=== Task ===
Every line below is to be quoted exactly, with nothing added or dropped.

=== Data for processing ===

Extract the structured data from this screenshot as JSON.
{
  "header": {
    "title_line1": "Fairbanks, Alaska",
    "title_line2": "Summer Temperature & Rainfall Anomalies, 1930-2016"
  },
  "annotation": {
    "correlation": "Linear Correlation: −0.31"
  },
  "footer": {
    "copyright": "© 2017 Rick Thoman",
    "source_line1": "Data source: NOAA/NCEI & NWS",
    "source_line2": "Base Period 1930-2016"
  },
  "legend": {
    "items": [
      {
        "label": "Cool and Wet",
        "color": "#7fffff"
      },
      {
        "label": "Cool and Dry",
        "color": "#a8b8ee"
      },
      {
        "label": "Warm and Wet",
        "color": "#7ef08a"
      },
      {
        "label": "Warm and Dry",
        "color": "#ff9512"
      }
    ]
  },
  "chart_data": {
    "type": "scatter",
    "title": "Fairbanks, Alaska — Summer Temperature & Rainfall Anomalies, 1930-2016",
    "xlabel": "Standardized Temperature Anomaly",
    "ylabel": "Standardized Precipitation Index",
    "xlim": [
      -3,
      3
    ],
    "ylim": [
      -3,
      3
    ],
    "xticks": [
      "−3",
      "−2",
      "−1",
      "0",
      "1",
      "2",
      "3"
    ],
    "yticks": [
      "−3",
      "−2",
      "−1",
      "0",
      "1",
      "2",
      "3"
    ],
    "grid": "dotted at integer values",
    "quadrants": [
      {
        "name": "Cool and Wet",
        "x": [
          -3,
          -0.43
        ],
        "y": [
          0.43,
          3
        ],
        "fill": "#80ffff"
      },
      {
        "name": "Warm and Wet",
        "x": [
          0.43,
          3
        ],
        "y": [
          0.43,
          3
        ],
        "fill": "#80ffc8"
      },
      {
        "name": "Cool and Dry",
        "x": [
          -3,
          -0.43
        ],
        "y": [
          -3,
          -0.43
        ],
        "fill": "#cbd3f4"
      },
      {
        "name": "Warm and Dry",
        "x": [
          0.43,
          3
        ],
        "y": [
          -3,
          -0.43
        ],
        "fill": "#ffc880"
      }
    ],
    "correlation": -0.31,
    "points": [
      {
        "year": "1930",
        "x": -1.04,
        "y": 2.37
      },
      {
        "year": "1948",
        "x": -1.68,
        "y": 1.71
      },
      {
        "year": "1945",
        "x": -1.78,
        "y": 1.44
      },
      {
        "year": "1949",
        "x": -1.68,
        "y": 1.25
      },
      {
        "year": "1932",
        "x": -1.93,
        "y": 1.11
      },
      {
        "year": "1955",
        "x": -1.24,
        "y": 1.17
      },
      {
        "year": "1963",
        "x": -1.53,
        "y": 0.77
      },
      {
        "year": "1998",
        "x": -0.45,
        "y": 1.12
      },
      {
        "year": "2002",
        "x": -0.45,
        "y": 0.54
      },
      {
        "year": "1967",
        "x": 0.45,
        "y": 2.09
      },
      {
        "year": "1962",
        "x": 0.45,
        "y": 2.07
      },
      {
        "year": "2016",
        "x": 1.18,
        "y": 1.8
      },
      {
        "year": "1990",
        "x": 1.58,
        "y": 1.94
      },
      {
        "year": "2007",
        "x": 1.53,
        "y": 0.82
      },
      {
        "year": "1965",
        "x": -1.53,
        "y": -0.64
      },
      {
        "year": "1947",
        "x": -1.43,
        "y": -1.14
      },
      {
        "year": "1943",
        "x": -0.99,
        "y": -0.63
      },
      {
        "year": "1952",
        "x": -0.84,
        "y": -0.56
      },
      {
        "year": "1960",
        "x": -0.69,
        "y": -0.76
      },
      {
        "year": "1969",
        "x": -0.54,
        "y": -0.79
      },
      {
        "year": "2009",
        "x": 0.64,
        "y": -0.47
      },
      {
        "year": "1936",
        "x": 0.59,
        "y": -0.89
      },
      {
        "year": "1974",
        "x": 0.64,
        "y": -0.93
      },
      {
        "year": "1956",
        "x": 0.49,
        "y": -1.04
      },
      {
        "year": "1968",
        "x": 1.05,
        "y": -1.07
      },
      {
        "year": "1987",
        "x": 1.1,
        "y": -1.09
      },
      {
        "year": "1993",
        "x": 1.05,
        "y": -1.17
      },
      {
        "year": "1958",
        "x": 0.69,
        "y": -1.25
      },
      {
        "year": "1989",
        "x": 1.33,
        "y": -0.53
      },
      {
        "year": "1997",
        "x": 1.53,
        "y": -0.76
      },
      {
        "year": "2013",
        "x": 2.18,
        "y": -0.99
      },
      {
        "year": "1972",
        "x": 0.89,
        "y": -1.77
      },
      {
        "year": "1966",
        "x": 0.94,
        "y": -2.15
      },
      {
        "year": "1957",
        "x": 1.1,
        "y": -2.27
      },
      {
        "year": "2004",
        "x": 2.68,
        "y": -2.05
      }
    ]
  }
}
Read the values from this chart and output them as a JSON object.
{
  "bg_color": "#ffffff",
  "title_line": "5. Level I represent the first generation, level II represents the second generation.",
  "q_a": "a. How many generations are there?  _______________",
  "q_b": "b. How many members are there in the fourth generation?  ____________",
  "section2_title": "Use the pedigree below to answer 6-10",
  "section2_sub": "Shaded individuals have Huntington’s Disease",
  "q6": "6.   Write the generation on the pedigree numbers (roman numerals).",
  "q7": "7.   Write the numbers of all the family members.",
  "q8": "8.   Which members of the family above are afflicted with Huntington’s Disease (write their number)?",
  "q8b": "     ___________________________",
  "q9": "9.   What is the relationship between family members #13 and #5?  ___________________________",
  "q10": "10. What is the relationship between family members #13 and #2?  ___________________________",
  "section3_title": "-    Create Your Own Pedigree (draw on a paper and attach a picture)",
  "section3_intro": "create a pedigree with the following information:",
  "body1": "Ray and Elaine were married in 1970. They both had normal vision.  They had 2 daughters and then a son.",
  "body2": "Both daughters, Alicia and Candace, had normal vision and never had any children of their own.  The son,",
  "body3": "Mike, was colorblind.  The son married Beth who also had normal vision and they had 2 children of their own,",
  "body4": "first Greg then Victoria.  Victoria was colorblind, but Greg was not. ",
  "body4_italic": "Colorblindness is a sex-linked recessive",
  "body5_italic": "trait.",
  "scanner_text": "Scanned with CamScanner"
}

=== Exercise response ===
Extract the structured data from this screenshot as JSON.
{
  "header": {
    "title_line1": "Fairbanks, Alaska",
    "title_line2": "Summer Temperature & Rainfall Anomalies, 1930-2016"
  },
  "annotation": {
    "correlation": "Linear Correlation: −0.31"
  },
  "footer": {
    "copyright": "© 2017 Rick Thoman",
    "source_line1": "Data source: NOAA/NCEI & NWS",
    "source_line2": "Base Period 1930-2016"
  },
  "legend": {
    "items": [
      {
        "label": "Cool and Wet",
        "color": "#7fffff"
      },
      {
        "label": "Cool and Dry",
        "color": "#a8b8ee"
      },
      {
        "label": "Warm and Wet",
        "color": "#7ef08a"
      },
      {
        "label": "Warm and Dry",
        "color": "#ff9512"
      }
    ]
  },
  "chart_data": {
    "type": "scatter",
    "title": "Fairbanks, Alaska — Summer Temperature & Rainfall Anomalies, 1930-2016",
    "xlabel": "Standardized Temperature Anomaly",
    "ylabel": "Standardized Precipitation Index",
    "xlim": [
      -3,
      3
    ],
    "ylim": [
      -3,
      3
    ],
    "xticks": [
      "−3",
      "−2",
      "−1",
      "0",
      "1",
      "2",
      "3"
    ],
    "yticks": [
      "−3",
      "−2",
      "−1",
      "0",
      "1",
      "2",
      "3"
    ],
    "grid": "dotted at integer values",
    "quadrants": [
      {
        "name": "Cool and Wet",
        "x": [
          -3,
          -0.43
        ],
        "y": [
          0.43,
          3
        ],
        "fill": "#80ffff"
      },
      {
        "name": "Warm and Wet",
        "x": [
          0.43,
          3
        ],
        "y": [
          0.43,
          3
        ],
        "fill": "#80ffc8"
      },
      {
        "name": "Cool and Dry",
        "x": [
          -3,
          -0.43
        ],
        "y": [
          -3,
          -0.43
        ],
        "fill": "#cbd3f4"
      },
      {
        "name": "Warm and Dry",
        "x": [
          0.43,
          3
        ],
        "y": [
          -3,
          -0.43
        ],
        "fill": "#ffc880"
      }
    ],
    "correlation": -0.31,
    "points": [
      {
        "year": "1930",
        "x": -1.04,
        "y": 2.37
      },
      {
        "year": "1948",
        "x": -1.68,
        "y": 1.71
      },
      {
        "year": "1945",
        "x": -1.78,
        "y": 1.44
      },
      {
        "year": "1949",
        "x": -1.68,
        "y": 1.25
      },
      {
        "year": "1932",
        "x": -1.93,
        "y": 1.11
      },
      {
        "year": "1955",
        "x": -1.24,
        "y": 1.17
      },
      {
        "year": "1963",
        "x": -1.53,
        "y": 0.77
      },
      {
        "year": "1998",
        "x": -0.45,
        "y": 1.12
      },
      {
        "year": "2002",
        "x": -0.45,
        "y": 0.54
      },
      {
        "year": "1967",
        "x": 0.45,
        "y": 2.09
      },
      {
        "year": "1962",
        "x": 0.45,
        "y": 2.07
      },
      {
        "year": "2016",
        "x": 1.18,
        "y": 1.8
      },
      {
        "year": "1990",
        "x": 1.58,
        "y": 1.94
      },
      {
        "year": "2007",
        "x": 1.53,
        "y": 0.82
      },
      {
        "year": "1965",
        "x": -1.53,
        "y": -0.64
      },
      {
        "year": "1947",
        "x": -1.43,
        "y": -1.14
      },
      {
        "year": "1943",
        "x": -0.99,
        "y": -0.63
      },
      {
        "year": "1952",
        "x": -0.84,
        "y": -0.56
      },
      {
        "year": "1960",
        "x": -0.69,
        "y": -0.76
      },
      {
        "year": "1969",
        "x": -0.54,
        "y": -0.79
      },
      {
        "year": "2009",
        "x": 0.64,
        "y": -0.47
      },
      {
        "year": "1936",
        "x": 0.59,
        "y": -0.89
      },
      {
        "year": "1974",
        "x": 0.64,
        "y": -0.93
      },
      {
        "year": "1956",
        "x": 0.49,
        "y": -1.04
      },
      {
        "year": "1968",
        "x": 1.05,
        "y": -1.07
      },
      {
        "year": "1987",
        "x": 1.1,
        "y": -1.09
      },
      {
        "year": "1993",
        "x": 1.05,
        "y": -1.17
      },
      {
        "year": "1958",
        "x": 0.69,
        "y": -1.25
      },
      {
        "year": "1989",
        "x": 1.33,
        "y": -0.53
      },
      {
        "year": "1997",
        "x": 1.53,
        "y": -0.76
      },
      {
        "year": "2013",
        "x": 2.18,
        "y": -0.99
      },
      {
        "year": "1972",
        "x": 0.89,
        "y": -1.77
      },
      {
        "year": "1966",
        "x": 0.94,
        "y": -2.15
      },
      {
        "year": "1957",
        "x": 1.1,
        "y": -2.27
      },
      {
        "year": "2004",
        "x": 2.68,
        "y": -2.05
      }
    ]
  }
}
Read the values from this chart and output them as a JSON object.
{
  "bg_color": "#ffffff",
  "title_line": "5. Level I represent the first generation, level II represents the second generation.",
  "q_a": "a. How many generations are there?  _______________",
  "q_b": "b. How many members are there in the fourth generation?  ____________",
  "section2_title": "Use the pedigree below to answer 6-10",
  "section2_sub": "Shaded individuals have Huntington’s Disease",
  "q6": "6.   Write the generation on the pedigree numbers (roman numerals).",
  "q7": "7.   Write the numbers of all the family members.",
  "q8": "8.   Which members of the family above are afflicted with Huntington’s Disease (write their number)?",
  "q8b": "     ___________________________",
  "q9": "9.   What is the relationship between family members #13 and #5?  ___________________________",
  "q10": "10. What is the relationship between family members #13 and #2?  ___________________________",
  "section3_title": "-    Create Your Own Pedigree (draw on a paper and attach a picture)",
  "section3_intro": "create a pedigree with the following information:",
  "body1": "Ray and Elaine were married in 1970. They both had normal vision.  They had 2 daughters and then a son.",
  "body2": "Both daughters, Alicia and Candace, had normal vision and never had any children of their own.  The son,",
  "body3": "Mike, was colorblind.  The son married Beth who also had normal vision and they had 2 children of their own,",
  "body4": "first Greg then Victoria.  Victoria was colorblind, but Greg was not. ",
  "body4_italic": "Colorblindness is a sex-linked recessive",
  "body5_italic": "trait.",
  "scanner_text": "Scanned with CamScanner"
}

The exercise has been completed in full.